** Task requirements **
In the Claim 3 analysis below, restate the part that opens with the words containing "Lin does not" and closes with "the evaluation indexes.", swapping every "evaluation indexes" for "evaluation metrics".

Regarding Claim 3, Lin teaches the limitations of Claim 1. Lin further discloses training a plurality of machine learning models by using the training data set to generate a plurality of trained machine learning models (e.g. see [0065] “The training data is input into the established neural network, and the network weight coefficients are corrected using the error between the actual output and the expected output. The algorithm converges when the training error is less than the minimum expected error. The algorithm ends when the maximum number of iterations is reached, and the training of the neural network is completed,” and [0045] “In step (3) of the above technical solution, the number of BP neural network models is the same as the number of optimal classifications in the decision tree. Let the number of optimal classifications be m,and the number of BP neural network models be m,” Examiner notes [0045] teaches there can be more than one machine learning model).
Lin does not explicitly disclose wherein constructing the tree classification model based on the continuous labeled data set comprises: dividing the continuous labeled data set into a training data set and a testing data set; testing each of the trained machine learning models by using the testing data set to generate evaluation indexes, wherein the evaluation indexes comprise accuracy, a precision rate and a recall rate; and screening one of the machine learning models as the tree classification model based on all of the evaluation indexes.
In the same field of endeavor, Qi teaches wherein constructing the tree classification model based on the continuous labeled data set comprises: dividing the continuous labeled data set into a training data set and a testing data set (e.g. see [n0041] “Divide the standardized dataset into two parts: a training set and a test set”);
testing each of the trained machine learning models by using the testing data set to generate evaluation indexes, wherein the evaluation indexes comprise accuracy, a precision rate and a recall rate (e.g. see [n0046] “P33: Build a solid ash source tracing model on the entire training set using a machine learning algorithm with determined hyperparameters, and use the test set to judge the reliability of the model. Evaluation metrics include, but are not limited to, accuracy, precision, true positive rate (TPR), false positive rate (FPR), recall,”) and
screening one of the machine learning models as the tree classification model based on all of the evaluation indexes (e.g. see [n0067] “Specifically, this includes: training the optimal random forest using the entire training set and testing the performance of the random forest model on the test set. In this example, the prediction results from the test set are selected as the source tracing prediction results for this solid ash. The trained random forest model was used to predict the source of solid ash in the test set. The results are shown in Figure 2. On the training set, the accuracy, precision, recall and AUC area of the random forest predictions can reach 0.915, 0.925 and 0.986 respectively. It can be seen that the predicted value is very close to the actual value, which shows that it is feasible to use solid ash oxides as the influencing factor for tracing the source and to use machine learning to predict its source. (i.e. screening the model)”).

** Supplied entries **
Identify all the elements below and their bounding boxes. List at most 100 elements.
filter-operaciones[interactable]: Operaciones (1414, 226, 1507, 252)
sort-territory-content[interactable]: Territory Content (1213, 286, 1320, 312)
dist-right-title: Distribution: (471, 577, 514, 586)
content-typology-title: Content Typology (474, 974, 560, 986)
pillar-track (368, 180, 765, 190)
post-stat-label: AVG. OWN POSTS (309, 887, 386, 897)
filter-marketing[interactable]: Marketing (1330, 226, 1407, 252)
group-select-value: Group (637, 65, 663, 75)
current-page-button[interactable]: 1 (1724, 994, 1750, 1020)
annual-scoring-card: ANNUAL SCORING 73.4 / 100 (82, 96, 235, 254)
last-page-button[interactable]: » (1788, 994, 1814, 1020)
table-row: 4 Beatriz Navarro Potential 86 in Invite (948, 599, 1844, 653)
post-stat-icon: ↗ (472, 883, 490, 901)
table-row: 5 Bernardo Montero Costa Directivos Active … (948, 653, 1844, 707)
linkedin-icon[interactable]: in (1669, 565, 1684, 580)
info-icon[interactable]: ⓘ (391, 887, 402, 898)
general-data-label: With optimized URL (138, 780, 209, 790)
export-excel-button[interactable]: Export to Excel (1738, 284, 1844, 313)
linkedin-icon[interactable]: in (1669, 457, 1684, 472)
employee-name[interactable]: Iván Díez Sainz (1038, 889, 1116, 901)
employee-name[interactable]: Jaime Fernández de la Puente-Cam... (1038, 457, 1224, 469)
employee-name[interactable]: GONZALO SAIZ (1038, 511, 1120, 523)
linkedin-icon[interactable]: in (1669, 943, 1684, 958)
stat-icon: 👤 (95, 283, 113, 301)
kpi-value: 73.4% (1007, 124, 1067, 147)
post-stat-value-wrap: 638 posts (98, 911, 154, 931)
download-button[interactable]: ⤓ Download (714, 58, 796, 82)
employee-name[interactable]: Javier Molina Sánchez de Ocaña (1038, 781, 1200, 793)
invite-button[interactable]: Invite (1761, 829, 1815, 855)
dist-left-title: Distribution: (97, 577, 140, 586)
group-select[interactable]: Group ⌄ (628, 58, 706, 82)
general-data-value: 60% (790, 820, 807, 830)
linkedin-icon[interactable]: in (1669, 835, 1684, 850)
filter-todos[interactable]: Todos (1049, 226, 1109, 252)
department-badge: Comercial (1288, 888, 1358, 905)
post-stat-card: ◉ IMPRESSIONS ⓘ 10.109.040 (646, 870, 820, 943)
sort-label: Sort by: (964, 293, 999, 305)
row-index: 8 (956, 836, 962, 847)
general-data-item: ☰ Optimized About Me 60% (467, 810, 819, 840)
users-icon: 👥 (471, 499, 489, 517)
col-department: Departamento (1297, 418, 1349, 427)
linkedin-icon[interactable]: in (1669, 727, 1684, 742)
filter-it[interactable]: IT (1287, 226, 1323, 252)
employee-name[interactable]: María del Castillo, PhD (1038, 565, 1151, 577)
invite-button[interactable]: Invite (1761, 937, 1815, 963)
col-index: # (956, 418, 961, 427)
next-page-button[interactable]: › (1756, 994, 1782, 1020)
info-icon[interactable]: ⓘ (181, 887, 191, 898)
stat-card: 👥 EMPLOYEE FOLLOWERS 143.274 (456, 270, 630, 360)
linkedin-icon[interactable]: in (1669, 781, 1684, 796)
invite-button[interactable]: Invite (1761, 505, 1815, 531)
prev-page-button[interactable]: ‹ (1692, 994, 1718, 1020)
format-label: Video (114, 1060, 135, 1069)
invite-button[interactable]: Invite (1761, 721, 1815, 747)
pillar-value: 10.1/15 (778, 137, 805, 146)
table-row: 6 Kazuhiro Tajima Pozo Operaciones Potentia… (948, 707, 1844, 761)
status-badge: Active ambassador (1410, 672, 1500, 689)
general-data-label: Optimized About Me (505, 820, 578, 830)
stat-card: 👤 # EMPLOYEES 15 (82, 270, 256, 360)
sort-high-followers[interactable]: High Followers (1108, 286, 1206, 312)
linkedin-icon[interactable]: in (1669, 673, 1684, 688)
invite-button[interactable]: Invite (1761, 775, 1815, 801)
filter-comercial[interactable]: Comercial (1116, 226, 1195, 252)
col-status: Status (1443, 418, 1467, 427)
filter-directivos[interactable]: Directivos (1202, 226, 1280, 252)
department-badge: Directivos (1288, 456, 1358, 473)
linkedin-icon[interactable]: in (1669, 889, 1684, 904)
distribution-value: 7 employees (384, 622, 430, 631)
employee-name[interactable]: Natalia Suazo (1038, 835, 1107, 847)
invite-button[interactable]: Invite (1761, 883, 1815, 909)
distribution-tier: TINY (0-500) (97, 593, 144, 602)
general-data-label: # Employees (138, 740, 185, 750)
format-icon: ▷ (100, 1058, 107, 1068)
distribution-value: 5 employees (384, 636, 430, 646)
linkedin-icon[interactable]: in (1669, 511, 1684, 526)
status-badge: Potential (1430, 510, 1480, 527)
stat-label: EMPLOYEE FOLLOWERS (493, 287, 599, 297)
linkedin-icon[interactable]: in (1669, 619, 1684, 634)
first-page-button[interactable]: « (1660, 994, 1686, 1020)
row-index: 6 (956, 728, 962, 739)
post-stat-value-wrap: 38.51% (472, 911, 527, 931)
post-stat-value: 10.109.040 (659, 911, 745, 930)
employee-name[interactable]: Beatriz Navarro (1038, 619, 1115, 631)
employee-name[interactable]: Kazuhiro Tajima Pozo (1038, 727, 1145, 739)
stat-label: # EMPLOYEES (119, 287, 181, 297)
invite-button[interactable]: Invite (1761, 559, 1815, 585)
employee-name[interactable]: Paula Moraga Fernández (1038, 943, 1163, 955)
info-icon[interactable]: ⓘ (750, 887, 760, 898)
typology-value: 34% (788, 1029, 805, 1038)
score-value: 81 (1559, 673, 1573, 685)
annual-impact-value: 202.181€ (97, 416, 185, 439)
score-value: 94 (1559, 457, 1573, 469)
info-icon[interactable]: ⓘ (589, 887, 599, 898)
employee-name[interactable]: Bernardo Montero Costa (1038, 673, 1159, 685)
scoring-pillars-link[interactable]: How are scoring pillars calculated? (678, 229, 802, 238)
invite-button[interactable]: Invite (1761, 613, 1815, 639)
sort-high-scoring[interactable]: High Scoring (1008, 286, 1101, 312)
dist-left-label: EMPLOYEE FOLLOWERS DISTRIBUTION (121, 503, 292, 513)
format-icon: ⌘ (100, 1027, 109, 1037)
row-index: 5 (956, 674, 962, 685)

** The result **
Lin does not explicitly disclose wherein constructing the tree classification model based on the continuous labeled data set comprises: dividing the continuous labeled data set into a training data set and a testing data set; testing each of the trained machine learning models by using the testing data set to generate evaluation metrics, wherein the evaluation metrics comprise accuracy, a precision rate and a recall rate; and screening one of the machine learning models as the tree classification model based on all of the evaluation metrics.